◆ YOUR TASK ◆
Retype the items starting at the line that contains "device-model: SI30040 [1115, 530, 1161, 541]" and ending after the line that contains "led-indicator [1145, 365, 1150, 370]", reproducing each line without alteration.
▽
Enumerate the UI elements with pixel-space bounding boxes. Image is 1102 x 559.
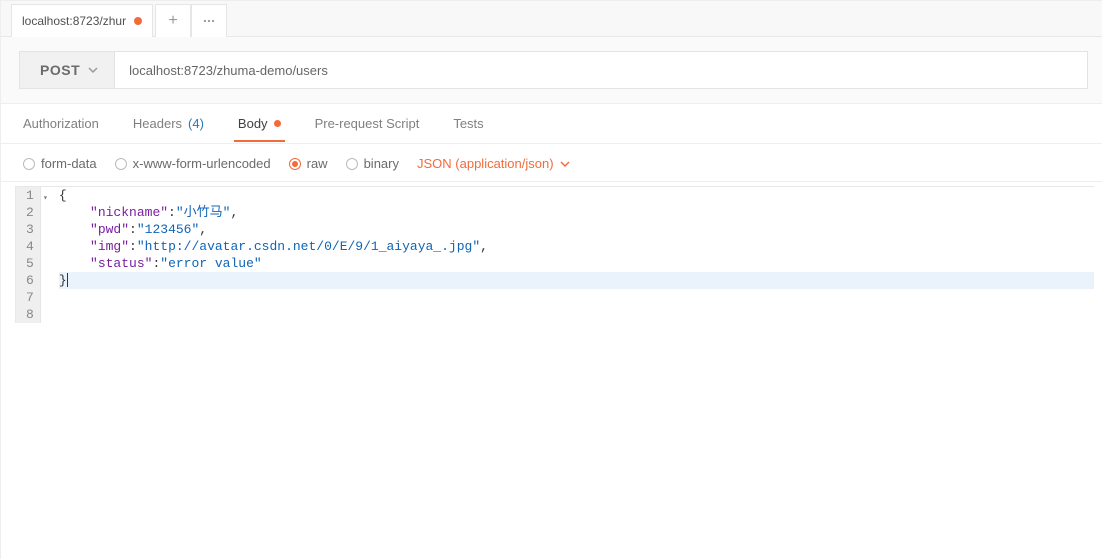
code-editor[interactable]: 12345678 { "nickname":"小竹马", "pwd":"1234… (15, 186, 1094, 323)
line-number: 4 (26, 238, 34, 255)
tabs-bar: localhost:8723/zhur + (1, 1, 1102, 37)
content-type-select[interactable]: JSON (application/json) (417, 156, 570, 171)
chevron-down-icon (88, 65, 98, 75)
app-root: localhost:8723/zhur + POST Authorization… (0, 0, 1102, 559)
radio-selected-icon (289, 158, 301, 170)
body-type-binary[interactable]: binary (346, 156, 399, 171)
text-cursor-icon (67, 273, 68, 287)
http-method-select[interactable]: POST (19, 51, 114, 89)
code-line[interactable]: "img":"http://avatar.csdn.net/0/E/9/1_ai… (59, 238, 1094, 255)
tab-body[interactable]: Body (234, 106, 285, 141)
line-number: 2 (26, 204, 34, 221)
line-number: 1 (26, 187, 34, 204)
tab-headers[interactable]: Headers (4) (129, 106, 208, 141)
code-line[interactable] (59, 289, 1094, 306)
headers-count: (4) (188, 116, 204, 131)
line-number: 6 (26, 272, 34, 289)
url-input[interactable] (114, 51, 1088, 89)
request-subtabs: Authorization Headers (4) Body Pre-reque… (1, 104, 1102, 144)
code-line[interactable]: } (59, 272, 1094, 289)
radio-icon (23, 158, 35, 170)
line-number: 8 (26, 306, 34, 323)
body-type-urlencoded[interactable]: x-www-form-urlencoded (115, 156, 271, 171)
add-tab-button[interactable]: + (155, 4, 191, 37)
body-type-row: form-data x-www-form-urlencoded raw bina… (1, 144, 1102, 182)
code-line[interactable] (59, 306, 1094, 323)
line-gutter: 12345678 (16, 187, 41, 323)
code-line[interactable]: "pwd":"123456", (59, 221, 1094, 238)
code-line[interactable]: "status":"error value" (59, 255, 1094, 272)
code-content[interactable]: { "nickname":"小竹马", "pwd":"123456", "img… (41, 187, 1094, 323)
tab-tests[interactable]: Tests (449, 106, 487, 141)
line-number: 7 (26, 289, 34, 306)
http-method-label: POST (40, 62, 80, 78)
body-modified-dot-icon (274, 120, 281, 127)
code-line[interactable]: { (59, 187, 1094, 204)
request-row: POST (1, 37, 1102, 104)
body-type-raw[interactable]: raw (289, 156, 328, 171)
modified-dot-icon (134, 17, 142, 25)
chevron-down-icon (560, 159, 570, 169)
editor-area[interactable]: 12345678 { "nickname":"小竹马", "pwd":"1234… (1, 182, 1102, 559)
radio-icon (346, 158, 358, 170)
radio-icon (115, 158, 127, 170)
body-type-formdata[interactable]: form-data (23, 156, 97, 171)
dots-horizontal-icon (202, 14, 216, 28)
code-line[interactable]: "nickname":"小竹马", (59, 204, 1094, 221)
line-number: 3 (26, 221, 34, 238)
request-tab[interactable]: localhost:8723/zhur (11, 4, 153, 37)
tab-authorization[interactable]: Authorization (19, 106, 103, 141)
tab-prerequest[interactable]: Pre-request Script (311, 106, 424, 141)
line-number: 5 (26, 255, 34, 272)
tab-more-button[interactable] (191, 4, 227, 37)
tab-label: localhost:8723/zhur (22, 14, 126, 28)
△
▽
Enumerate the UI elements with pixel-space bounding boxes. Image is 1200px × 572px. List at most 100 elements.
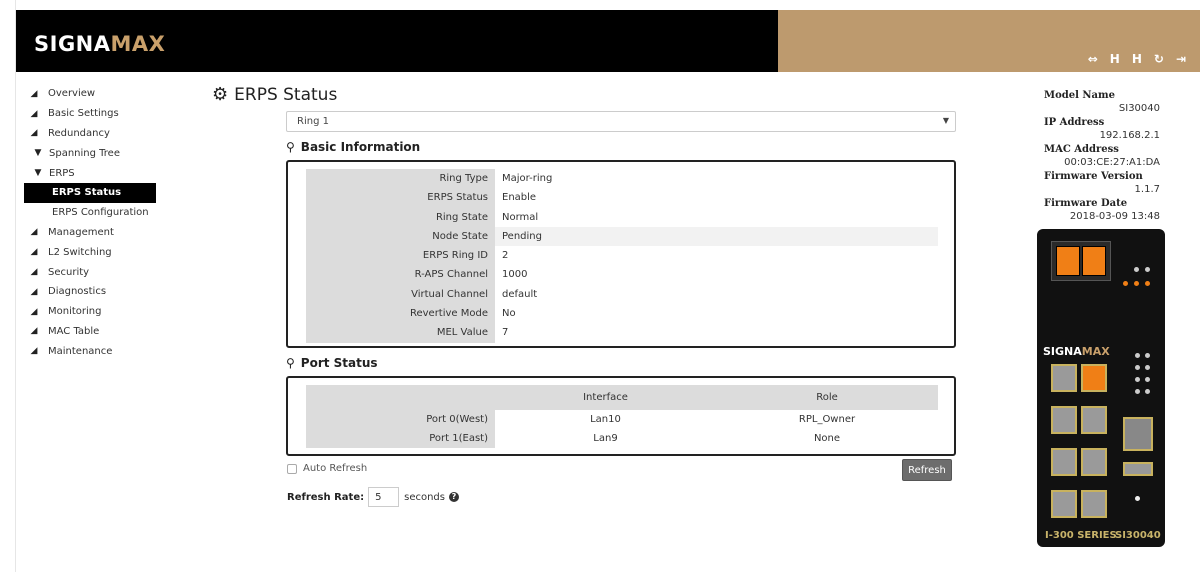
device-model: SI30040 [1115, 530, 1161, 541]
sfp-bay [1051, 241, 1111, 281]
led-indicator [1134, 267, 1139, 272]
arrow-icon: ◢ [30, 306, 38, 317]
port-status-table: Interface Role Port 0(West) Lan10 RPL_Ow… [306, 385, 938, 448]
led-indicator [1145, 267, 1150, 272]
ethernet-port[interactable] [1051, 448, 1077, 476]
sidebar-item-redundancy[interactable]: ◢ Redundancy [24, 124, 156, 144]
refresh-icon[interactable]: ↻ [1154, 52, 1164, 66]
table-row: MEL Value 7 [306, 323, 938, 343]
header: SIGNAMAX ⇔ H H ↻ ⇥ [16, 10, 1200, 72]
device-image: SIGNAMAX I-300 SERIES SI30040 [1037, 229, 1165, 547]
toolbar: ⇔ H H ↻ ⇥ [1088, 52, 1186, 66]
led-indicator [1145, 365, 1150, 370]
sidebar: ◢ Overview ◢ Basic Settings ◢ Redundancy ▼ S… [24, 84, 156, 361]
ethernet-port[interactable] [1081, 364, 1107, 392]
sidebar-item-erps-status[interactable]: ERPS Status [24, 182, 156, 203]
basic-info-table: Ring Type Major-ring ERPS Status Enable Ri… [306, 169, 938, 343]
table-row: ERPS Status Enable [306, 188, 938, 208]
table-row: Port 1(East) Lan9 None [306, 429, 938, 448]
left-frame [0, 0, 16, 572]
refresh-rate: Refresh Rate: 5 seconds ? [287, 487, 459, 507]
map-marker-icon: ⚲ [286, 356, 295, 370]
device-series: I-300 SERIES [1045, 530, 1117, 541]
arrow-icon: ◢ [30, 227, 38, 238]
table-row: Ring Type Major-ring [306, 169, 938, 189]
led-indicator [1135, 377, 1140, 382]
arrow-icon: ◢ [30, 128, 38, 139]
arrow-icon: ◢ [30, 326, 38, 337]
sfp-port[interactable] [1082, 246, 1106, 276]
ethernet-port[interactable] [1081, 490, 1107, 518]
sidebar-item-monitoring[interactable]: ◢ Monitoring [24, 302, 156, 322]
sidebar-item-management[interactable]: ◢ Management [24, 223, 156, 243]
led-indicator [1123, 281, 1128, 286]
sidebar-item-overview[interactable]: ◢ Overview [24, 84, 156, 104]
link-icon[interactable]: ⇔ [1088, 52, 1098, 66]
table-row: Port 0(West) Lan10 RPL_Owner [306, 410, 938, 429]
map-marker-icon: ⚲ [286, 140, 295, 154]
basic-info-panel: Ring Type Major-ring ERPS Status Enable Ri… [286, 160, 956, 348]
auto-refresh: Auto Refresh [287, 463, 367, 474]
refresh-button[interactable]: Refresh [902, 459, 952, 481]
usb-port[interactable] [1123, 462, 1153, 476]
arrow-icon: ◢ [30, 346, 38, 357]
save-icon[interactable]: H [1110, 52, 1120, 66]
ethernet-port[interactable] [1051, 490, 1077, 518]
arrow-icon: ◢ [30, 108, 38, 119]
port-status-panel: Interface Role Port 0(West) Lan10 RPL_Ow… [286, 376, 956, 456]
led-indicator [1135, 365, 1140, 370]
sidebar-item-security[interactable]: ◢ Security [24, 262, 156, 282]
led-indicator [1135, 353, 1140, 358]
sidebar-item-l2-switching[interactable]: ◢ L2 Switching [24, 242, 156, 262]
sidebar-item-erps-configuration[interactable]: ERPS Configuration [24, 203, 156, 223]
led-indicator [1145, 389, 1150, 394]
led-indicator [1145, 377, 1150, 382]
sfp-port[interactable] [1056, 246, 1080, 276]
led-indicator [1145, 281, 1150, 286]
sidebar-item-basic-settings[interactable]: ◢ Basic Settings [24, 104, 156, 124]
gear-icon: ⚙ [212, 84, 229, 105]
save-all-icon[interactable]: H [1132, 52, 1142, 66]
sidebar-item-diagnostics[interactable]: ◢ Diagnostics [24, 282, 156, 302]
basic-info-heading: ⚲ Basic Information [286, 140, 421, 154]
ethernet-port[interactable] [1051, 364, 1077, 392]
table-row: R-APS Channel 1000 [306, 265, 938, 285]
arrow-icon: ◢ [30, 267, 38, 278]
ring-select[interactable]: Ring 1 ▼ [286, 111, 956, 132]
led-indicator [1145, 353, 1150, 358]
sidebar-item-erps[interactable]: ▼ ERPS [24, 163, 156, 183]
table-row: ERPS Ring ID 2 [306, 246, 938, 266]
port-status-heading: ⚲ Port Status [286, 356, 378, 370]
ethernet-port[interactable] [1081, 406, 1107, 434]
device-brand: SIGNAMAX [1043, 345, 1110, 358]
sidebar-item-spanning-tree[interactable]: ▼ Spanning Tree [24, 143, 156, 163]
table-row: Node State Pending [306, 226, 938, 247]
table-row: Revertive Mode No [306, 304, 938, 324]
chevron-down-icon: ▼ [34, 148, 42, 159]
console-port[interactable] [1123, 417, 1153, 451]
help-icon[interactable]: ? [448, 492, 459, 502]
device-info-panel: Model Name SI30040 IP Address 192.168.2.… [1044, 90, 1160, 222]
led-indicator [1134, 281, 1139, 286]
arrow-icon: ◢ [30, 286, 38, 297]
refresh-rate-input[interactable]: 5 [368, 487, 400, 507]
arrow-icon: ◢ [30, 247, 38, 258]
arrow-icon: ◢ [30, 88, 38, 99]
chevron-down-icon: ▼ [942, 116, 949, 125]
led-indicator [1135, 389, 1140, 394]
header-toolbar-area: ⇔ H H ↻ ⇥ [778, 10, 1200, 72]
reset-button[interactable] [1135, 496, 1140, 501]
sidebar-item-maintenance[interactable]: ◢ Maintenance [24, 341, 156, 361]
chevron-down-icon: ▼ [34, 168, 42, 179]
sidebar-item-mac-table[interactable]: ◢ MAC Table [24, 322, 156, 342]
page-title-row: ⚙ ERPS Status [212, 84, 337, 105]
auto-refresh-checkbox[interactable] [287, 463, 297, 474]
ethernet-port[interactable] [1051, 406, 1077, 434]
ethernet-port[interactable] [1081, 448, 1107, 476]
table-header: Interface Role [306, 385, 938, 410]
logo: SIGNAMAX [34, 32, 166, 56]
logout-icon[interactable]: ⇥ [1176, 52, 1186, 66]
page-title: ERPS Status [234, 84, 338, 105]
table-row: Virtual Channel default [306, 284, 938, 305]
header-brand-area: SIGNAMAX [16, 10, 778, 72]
△
▽
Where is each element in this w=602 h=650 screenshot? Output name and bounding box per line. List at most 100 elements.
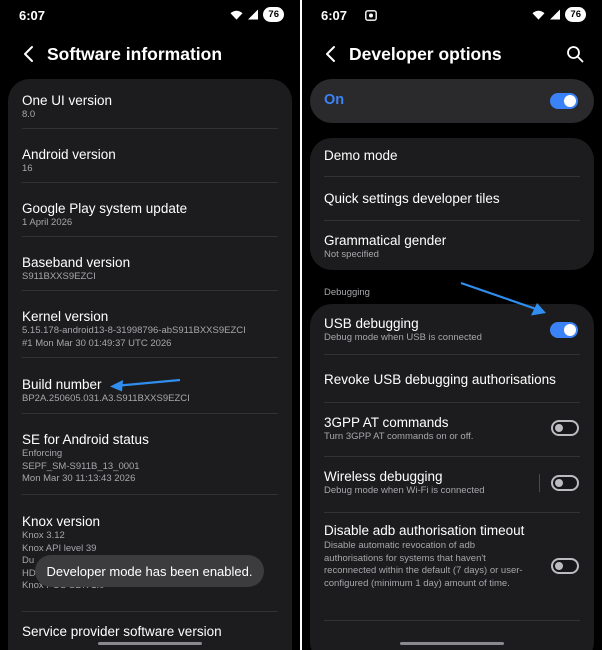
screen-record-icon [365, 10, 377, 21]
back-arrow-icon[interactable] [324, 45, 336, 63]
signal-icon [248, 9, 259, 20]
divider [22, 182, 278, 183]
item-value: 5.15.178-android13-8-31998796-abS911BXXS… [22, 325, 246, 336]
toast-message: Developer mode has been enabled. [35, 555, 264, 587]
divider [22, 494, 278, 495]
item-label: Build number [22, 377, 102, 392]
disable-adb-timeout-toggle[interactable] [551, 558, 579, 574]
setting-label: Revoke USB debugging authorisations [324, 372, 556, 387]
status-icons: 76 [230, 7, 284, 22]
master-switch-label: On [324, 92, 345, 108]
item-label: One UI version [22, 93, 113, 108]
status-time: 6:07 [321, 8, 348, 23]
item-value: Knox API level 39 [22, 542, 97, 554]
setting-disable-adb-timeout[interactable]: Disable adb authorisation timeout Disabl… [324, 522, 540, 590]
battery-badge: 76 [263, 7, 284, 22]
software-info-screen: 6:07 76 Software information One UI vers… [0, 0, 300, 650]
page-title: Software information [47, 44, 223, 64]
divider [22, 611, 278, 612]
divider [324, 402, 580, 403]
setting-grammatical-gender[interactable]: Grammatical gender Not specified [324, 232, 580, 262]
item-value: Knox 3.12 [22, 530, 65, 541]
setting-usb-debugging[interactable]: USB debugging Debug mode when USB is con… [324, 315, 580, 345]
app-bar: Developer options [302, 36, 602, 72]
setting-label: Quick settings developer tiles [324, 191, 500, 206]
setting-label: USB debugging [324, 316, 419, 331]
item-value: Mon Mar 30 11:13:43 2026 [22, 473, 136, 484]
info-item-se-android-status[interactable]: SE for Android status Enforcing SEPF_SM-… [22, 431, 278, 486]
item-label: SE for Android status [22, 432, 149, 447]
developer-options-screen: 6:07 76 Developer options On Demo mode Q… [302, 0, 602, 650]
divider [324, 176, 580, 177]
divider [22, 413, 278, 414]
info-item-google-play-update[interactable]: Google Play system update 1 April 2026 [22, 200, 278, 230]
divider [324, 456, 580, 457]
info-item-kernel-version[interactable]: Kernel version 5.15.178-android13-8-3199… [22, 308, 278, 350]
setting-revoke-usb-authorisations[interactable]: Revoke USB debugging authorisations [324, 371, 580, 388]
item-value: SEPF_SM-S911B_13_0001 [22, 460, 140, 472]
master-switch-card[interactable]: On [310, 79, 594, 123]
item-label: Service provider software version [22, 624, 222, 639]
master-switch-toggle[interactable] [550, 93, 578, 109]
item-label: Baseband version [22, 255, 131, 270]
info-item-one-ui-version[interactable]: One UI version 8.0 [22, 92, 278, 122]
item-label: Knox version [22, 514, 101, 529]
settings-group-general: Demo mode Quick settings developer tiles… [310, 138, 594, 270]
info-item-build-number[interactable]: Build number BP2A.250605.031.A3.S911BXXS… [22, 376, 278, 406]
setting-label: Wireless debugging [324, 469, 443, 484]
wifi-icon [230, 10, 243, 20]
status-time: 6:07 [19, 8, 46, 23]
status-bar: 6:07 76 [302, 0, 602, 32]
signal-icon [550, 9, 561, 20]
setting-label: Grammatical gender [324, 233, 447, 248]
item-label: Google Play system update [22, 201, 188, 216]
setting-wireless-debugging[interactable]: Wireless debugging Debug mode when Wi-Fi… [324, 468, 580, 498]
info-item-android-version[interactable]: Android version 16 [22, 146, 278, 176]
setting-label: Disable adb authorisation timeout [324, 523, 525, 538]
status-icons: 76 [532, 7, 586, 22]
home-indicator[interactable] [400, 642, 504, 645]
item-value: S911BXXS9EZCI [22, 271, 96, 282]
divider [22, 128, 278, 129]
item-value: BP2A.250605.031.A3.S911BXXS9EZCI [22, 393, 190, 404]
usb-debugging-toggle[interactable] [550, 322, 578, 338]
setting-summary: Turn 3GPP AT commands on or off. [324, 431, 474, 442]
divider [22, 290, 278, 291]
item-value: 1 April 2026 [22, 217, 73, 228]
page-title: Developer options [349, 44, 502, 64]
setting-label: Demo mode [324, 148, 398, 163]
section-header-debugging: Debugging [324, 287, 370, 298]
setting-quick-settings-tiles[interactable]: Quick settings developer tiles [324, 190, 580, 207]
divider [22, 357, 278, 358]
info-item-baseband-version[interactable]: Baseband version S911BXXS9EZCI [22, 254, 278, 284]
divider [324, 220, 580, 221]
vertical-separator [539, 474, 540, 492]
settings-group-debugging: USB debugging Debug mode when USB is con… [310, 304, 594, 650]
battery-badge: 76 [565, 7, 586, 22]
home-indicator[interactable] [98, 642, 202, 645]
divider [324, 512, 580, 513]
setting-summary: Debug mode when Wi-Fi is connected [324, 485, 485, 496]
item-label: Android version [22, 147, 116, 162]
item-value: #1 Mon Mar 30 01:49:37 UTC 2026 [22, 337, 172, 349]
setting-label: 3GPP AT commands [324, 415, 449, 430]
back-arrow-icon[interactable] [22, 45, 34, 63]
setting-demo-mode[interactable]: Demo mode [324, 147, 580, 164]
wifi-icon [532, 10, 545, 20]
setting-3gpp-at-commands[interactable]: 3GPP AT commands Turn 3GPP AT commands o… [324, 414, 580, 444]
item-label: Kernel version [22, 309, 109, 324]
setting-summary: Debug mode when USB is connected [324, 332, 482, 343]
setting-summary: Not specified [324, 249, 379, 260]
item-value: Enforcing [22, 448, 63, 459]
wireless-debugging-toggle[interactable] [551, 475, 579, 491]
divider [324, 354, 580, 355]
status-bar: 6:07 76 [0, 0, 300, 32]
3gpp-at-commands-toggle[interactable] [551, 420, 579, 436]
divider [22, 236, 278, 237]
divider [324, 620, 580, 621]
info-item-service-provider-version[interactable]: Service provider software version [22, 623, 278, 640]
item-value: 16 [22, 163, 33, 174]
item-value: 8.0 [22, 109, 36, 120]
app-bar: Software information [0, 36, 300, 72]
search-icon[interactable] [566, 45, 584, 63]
△
◆ RESPONSE ◆
device-model: SI30040 [1115, 530, 1161, 541]
sfp-bay [1051, 241, 1111, 281]
led-indicator [1134, 267, 1139, 272]
arrow-icon: ◢ [30, 306, 38, 317]
port-status-table: Interface Role Port 0(West) Lan10 RPL_Ow… [306, 385, 938, 448]
led-indicator [1145, 267, 1150, 272]
ethernet-port[interactable] [1051, 448, 1077, 476]
sidebar-item-redundancy[interactable]: ◢ Redundancy [24, 124, 156, 144]
refresh-icon[interactable]: ↻ [1154, 52, 1164, 66]
table-row: MEL Value 7 [306, 323, 938, 343]
header: SIGNAMAX ⇔ H H ↻ ⇥ [16, 10, 1200, 72]
device-image: SIGNAMAX I-300 SERIES SI30040 [1037, 229, 1165, 547]
toolbar: ⇔ H H ↻ ⇥ [1088, 52, 1186, 66]
led-indicator [1145, 365, 1150, 370]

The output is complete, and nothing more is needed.